> DIRECTIONS FOR THIS TASK: Pull out every line below that holds the word "JSON".

> DATA PROVIDED:
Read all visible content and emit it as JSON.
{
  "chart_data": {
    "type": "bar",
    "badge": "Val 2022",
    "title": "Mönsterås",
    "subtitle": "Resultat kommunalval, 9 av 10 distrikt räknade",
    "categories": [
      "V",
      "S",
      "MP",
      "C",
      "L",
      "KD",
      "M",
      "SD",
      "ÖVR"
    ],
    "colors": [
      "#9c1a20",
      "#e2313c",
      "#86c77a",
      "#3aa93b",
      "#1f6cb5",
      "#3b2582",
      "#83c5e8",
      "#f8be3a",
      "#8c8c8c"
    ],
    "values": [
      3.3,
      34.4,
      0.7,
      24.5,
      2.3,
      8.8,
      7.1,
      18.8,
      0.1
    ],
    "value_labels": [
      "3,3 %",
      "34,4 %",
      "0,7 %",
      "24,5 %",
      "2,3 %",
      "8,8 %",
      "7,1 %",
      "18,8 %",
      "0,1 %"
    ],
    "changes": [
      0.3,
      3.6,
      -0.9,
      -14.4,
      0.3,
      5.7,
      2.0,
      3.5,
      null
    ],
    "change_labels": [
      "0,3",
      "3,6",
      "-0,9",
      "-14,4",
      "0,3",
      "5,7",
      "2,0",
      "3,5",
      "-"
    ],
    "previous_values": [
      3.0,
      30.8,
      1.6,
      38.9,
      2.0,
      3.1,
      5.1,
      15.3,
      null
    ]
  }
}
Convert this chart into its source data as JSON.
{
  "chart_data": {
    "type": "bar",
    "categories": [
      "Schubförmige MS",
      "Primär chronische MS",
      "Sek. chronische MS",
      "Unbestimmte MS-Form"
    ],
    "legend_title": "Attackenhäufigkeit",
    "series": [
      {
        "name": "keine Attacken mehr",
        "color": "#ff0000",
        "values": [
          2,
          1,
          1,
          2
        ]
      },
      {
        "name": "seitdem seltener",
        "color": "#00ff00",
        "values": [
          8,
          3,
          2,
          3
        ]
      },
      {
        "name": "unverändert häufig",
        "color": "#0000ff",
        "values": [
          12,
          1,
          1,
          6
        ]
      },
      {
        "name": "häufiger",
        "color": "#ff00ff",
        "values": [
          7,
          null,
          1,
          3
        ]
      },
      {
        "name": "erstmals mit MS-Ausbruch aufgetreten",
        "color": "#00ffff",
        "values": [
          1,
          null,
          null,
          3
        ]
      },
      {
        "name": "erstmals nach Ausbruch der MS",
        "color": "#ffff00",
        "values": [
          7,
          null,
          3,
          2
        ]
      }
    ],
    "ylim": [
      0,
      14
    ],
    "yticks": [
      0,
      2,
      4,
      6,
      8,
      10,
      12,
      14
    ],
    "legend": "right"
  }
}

> EXERCISE RESPONSE:
Read all visible content and emit it as JSON.
Convert this chart into its source data as JSON.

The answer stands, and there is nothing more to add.